Volksschulen
Die Volksschule stellt sich vor
«Gute Bildungschancen sind für junge Menschen lebenswichtig. Die Lehrpersonen in den Volksschulen Basel-Stadt bemühen sich um optimale Lernvoraussetzungen für alle. Die schulpflichtigen Kinder und Jugendlichen erwerben ihre obligatorische Grundbildung in der Regel in elf Jahren. Unsere Schulen haben den öffentlichen Auftrag, alle Kinder zu integrieren und sie entsprechend ihren Begabungen und Interessen zu fördern, damit sie ihr Leistungsvermögen entfalten können. Kinder mit Behinderungen und besonderen Bedürfnissen werden wenn möglich in den Regelschulen aufgenommen, wenn nötig in Sonderschulen.
Jede Schule verfügt über eine eigene Leitung, die ihre Schule zusammen mit den pädagogischen Teams bedürfnisgerecht gestaltet und verantwortet. Sie sorgt für eine gute Zusammenarbeit zwischen allen an der Schule Beteiligten einschliesslich der Eltern. Schulen sind Lernorte und Lebensräume mit Tagesstrukturen, in denen sich die Schülerinnen und Schüler im Zusammenleben üben. Die Volksschulleitung sorgt dafür, dass alle Standorte gleichwertig sind und die gemeinsamen Vorgaben erfüllen.
Die Volksschule orientiert sich an den Bedürfnissen der jungen Menschen und an den Erfordernissen von Gesellschaft und Wirtschaft. Als lernende Organisation stellt sie sich den Herausforderungen der weltweiten Wissensgesellschaft und ihres beschleunigten Wandels. Basel-Stadt entwickelt seine Volksschulen zusammen mit Basel-Landschaft und den übrigen Kantonen der Nordwestschweiz und in Übereinstimmung mit der gesamtschweizerischen Harmonisierung.»

# AUFGABE 1
Beantworten Sie zum Text zur Volksschule diese Fragen:
(a) In wie vielen Jahren erwerben die schulpflichtigen Kinder und Jugendlichen in der Regel ihre obligatorische Grundbildung?
(b) Wer sorgt dafür, dass alle Standorte gleichwertig sind?
(c) Mit wem entwickelt Basel-Stadt seine Volksschulen?
# AUFGABE 2
Entscheiden Sie, ob die Aussagen mit dem Text zur Volksschule übereinstimmen, und belegen Sie jede Entscheidung mit einem Zitat:
(a) Kinder mit Behinderungen werden grundsätzlich in Sonderschulen aufgenommen.
(b) Jede Schule hat eine eigene Leitung.
(c) Die Zusammenarbeit an der Schule schliesst die Eltern ein.
# AUFGABE 3
Erklären Sie bitte in ein bis drei Sätzen nach dem Text zur Volksschule, warum die Schulen die Kinder entsprechend ihren Begabungen und Interessen fördern.
Alle Angaben stammen allein aus dem Text zur Volksschule.

# INHALT DES DATENSATZES
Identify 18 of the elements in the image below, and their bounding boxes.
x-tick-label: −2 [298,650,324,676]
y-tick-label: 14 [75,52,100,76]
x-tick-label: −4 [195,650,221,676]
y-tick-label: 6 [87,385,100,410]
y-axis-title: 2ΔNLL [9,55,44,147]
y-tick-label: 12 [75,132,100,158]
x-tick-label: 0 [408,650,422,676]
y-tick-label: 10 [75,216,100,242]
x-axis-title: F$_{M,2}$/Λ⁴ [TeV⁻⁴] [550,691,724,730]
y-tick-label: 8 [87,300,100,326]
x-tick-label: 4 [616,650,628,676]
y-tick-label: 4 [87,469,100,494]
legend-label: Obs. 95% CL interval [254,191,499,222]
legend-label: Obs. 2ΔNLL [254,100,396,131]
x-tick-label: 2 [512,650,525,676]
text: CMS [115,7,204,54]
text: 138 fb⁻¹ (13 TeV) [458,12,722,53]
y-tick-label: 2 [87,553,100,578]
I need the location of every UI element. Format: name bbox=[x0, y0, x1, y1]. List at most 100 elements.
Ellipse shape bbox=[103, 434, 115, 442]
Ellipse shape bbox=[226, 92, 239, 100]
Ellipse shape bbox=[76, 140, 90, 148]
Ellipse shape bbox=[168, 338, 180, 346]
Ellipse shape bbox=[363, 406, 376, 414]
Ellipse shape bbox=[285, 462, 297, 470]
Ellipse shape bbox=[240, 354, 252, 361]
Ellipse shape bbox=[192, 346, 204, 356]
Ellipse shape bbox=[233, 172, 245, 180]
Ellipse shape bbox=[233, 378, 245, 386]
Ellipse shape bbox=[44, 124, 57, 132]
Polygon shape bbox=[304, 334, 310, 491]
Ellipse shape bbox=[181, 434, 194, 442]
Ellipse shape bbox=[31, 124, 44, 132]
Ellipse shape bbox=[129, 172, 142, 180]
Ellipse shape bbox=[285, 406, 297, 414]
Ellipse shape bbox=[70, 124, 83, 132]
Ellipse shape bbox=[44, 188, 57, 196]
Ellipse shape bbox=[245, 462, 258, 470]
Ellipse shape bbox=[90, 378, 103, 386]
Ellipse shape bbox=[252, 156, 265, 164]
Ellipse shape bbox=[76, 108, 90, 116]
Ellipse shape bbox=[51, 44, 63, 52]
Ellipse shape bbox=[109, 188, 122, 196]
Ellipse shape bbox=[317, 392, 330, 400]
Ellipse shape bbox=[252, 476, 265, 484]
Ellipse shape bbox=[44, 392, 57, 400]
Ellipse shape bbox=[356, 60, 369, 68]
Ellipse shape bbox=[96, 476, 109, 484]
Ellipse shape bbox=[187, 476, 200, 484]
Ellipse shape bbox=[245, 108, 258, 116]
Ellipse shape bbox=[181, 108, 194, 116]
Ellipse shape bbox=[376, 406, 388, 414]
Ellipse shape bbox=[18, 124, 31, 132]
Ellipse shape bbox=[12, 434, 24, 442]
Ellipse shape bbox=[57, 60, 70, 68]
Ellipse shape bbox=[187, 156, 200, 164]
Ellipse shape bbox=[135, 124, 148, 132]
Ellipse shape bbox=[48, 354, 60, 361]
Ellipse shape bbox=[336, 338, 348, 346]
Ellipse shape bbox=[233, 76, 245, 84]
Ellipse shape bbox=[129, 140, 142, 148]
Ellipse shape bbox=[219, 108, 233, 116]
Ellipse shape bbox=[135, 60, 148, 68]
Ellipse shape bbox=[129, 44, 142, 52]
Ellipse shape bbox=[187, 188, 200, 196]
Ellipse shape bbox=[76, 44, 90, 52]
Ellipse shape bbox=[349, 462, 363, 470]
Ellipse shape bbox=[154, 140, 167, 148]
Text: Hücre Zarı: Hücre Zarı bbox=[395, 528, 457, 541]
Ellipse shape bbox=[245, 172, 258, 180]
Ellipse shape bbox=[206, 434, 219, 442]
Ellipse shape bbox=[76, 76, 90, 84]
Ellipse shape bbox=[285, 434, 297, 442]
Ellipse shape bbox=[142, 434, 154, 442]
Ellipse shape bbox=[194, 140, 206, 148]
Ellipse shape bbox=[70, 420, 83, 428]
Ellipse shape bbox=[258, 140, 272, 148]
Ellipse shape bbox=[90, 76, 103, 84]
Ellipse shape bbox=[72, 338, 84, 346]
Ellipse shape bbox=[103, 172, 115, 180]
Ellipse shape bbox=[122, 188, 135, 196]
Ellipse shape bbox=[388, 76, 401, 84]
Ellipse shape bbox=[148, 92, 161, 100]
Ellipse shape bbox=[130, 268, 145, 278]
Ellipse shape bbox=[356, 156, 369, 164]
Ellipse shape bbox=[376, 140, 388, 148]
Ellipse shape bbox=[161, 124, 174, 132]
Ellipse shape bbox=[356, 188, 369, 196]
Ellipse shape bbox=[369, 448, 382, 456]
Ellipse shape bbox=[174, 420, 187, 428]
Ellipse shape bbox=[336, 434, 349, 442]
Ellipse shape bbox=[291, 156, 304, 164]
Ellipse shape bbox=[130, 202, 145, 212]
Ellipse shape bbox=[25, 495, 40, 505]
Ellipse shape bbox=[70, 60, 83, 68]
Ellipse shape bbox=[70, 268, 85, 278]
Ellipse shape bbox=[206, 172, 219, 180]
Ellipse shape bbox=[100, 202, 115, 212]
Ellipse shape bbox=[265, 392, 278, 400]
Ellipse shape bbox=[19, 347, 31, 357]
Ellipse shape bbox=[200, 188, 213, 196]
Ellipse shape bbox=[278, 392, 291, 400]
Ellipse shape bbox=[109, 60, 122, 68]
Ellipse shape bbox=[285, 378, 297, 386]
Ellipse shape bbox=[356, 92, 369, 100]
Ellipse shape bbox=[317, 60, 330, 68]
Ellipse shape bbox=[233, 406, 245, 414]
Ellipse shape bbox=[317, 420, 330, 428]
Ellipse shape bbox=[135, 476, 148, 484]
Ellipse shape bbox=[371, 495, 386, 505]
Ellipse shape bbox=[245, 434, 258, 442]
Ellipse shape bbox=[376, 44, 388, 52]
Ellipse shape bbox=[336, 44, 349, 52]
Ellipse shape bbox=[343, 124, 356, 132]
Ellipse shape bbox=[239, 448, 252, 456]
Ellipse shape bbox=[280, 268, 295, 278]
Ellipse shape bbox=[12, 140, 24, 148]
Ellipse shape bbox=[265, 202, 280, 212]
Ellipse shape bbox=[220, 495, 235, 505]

# SCHRIFTLICHE ANTWORT 1
(a) In elf Jahren.
(b) Die Volksschulleitung.
(c) Mit Basel-Landschaft und den übrigen Kantonen der Nordwestschweiz.

# SCHRIFTLICHE ANTWORT 2
(a) Nein: „wenn möglich in den Regelschulen aufgenommen, wenn nötig in Sonderschulen“
(b) Ja: „Jede Schule verfügt über eine eigene Leitung“
(c) Ja: „zwischen allen an der Schule Beteiligten einschliesslich der Eltern“

# SCHRIFTLICHE ANTWORT 3
Die Schulen haben den öffentlichen Auftrag, alle Kinder zu integrieren und sie nach ihren Begabungen und Interessen zu fördern. Dadurch sollen die Kinder ihr Leistungsvermögen entfalten können.